- [Written instruction]:
Pick every line with "content" from the material below.

(Dataset items)
==================================================
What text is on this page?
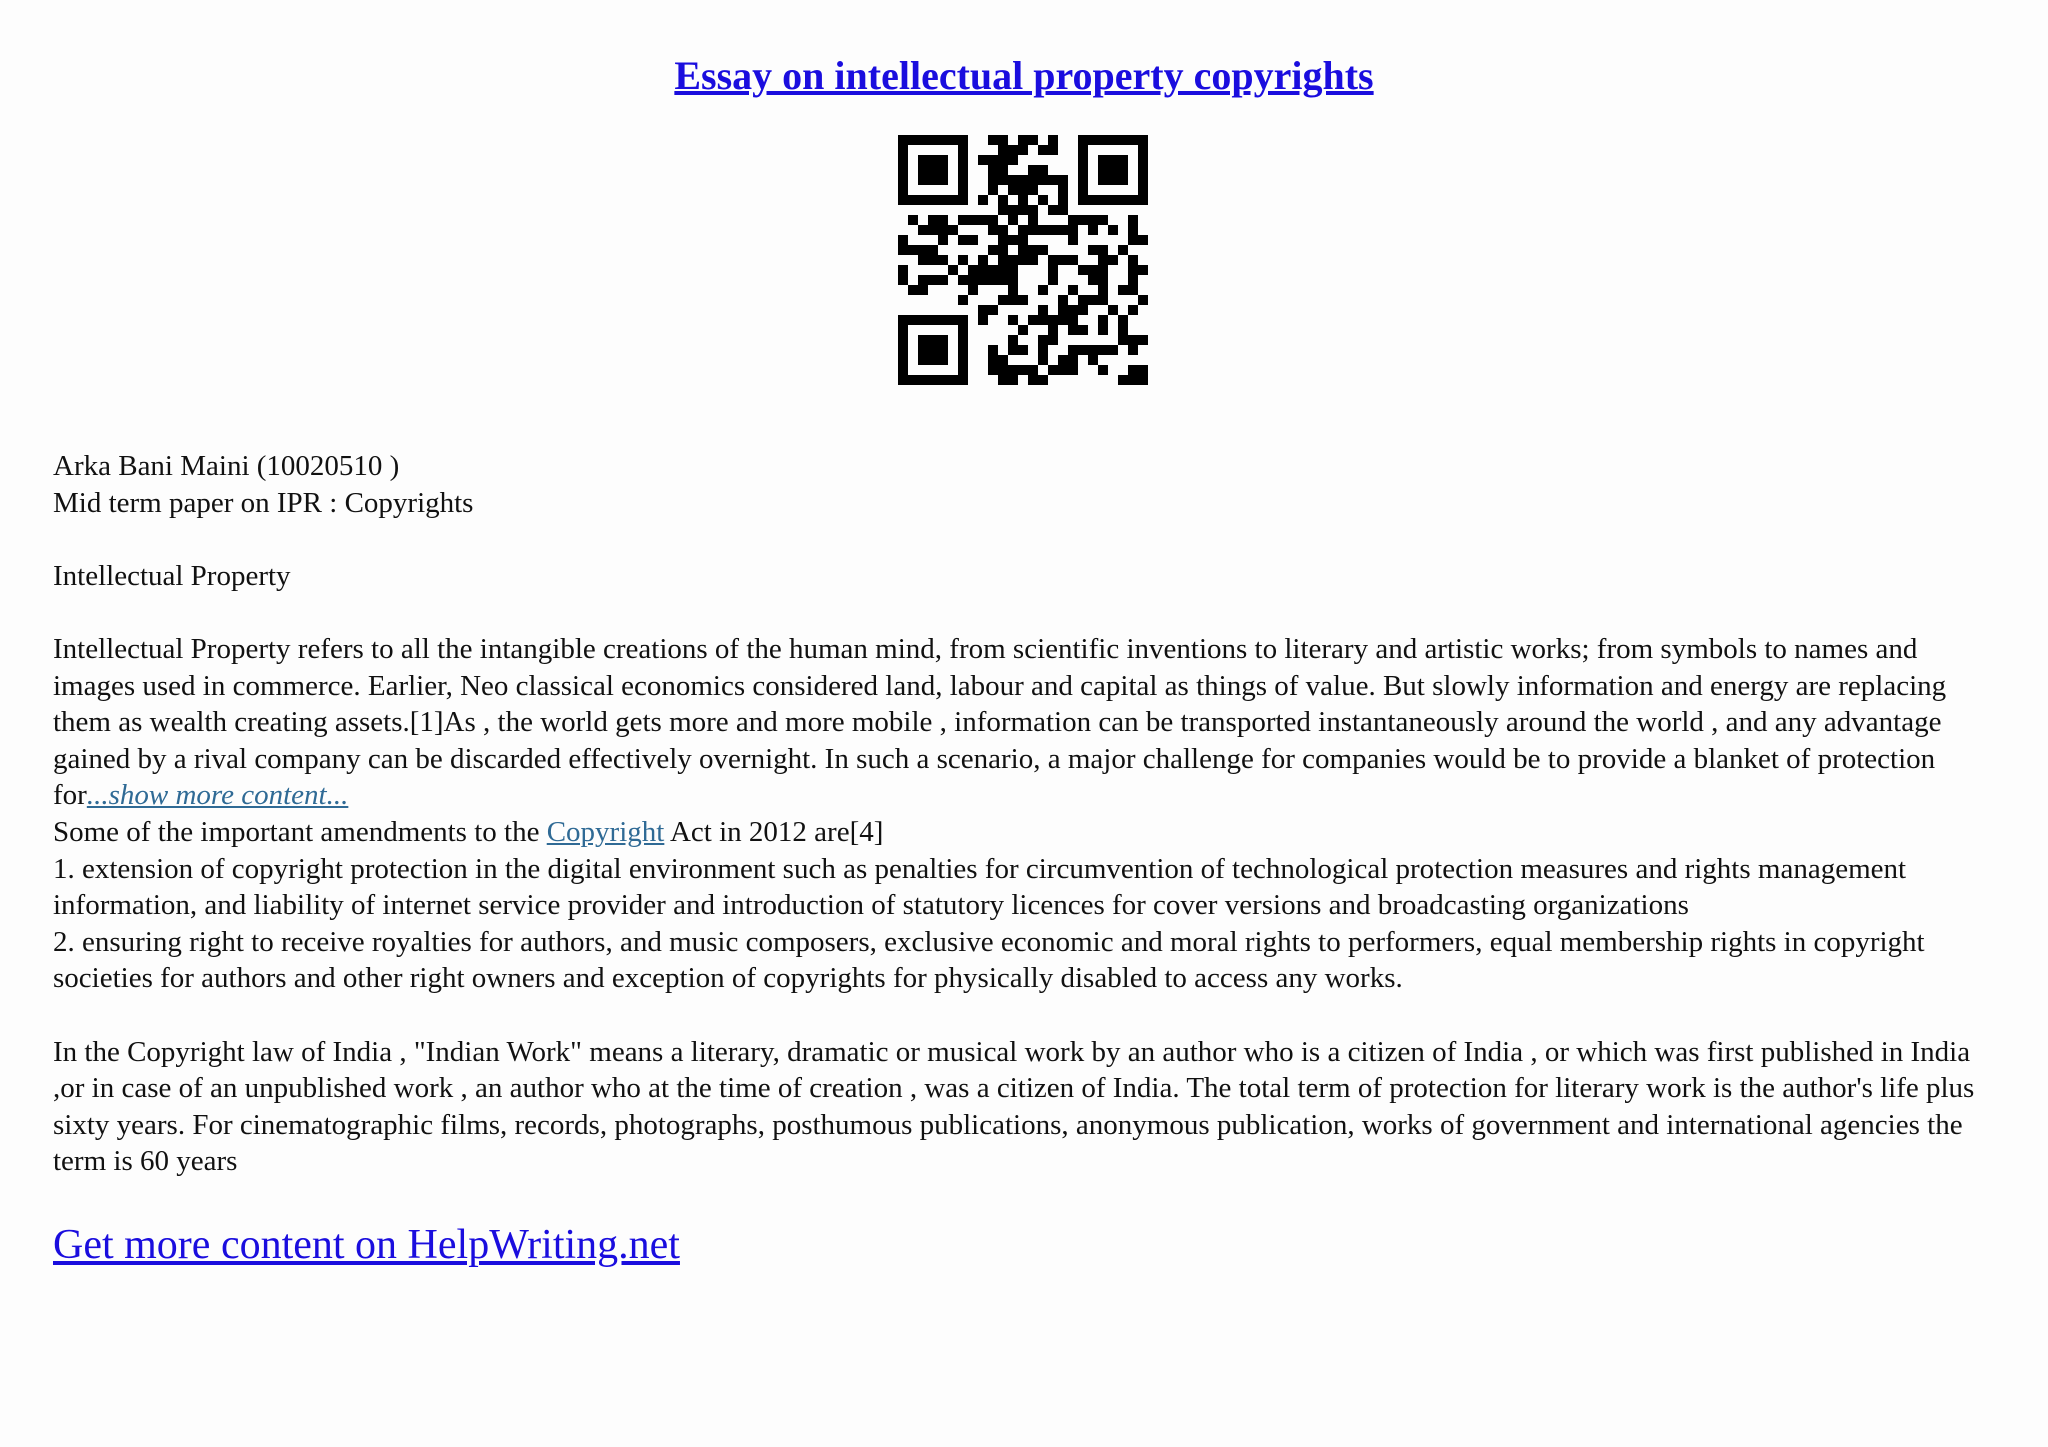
Essay on intellectual property copyrights

Arka Bani Maini (10020510 )

Mid term paper on IPR : Copyrights

Intellectual Property

Intellectual Property refers to all the intangible creations of the human mind, from scientific inventions to literary and artistic works; from symbols to names and images used in commerce. Earlier, Neo classical economics considered land, labour and capital as things of value. But slowly information and energy are replacing them as wealth creating assets.[1]As , the world gets more and more mobile , information can be transported instantaneously around the world , and any advantage gained by a rival company can be discarded effectively overnight. In such a scenario, a major challenge for companies would be to provide a blanket of protection for...show more content...

Some of the important amendments to the Copyright Act in 2012 are[4]

1. extension of copyright protection in the digital environment such as penalties for circumvention of technological protection measures and rights management information, and liability of internet service provider and introduction of statutory licences for cover versions and broadcasting organizations

2. ensuring right to receive royalties for authors, and music composers, exclusive economic and moral rights to performers, equal membership rights in copyright societies for authors and other right owners and exception of copyrights for physically disabled to access any works.

In the Copyright law of India , "Indian Work" means a literary, dramatic or musical work by an author who is a citizen of India , or which was first published in India ,or in case of an unpublished work , an author who at the time of creation , was a citizen of India. The total term of protection for literary work is the author's life plus sixty years. For cinematographic films, records, photographs, posthumous publications, anonymous publication, works of government and international agencies the term is 60 years

Get more content on HelpWriting.net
==================================================
- [Response to this task]:
Intellectual Property refers to all the intangible creations of the human mind, from scientific inventions to literary and artistic works; from symbols to names and images used in commerce. Earlier, Neo classical economics considered land, labour and capital as things of value. But slowly information and energy are replacing them as wealth creating assets.[1]As , the world gets more and more mobile , information can be transported instantaneously around the world , and any advantage gained by a rival company can be discarded effectively overnight. In such a scenario, a major challenge for companies would be to provide a blanket of protection for...show more content...
Get more content on HelpWriting.net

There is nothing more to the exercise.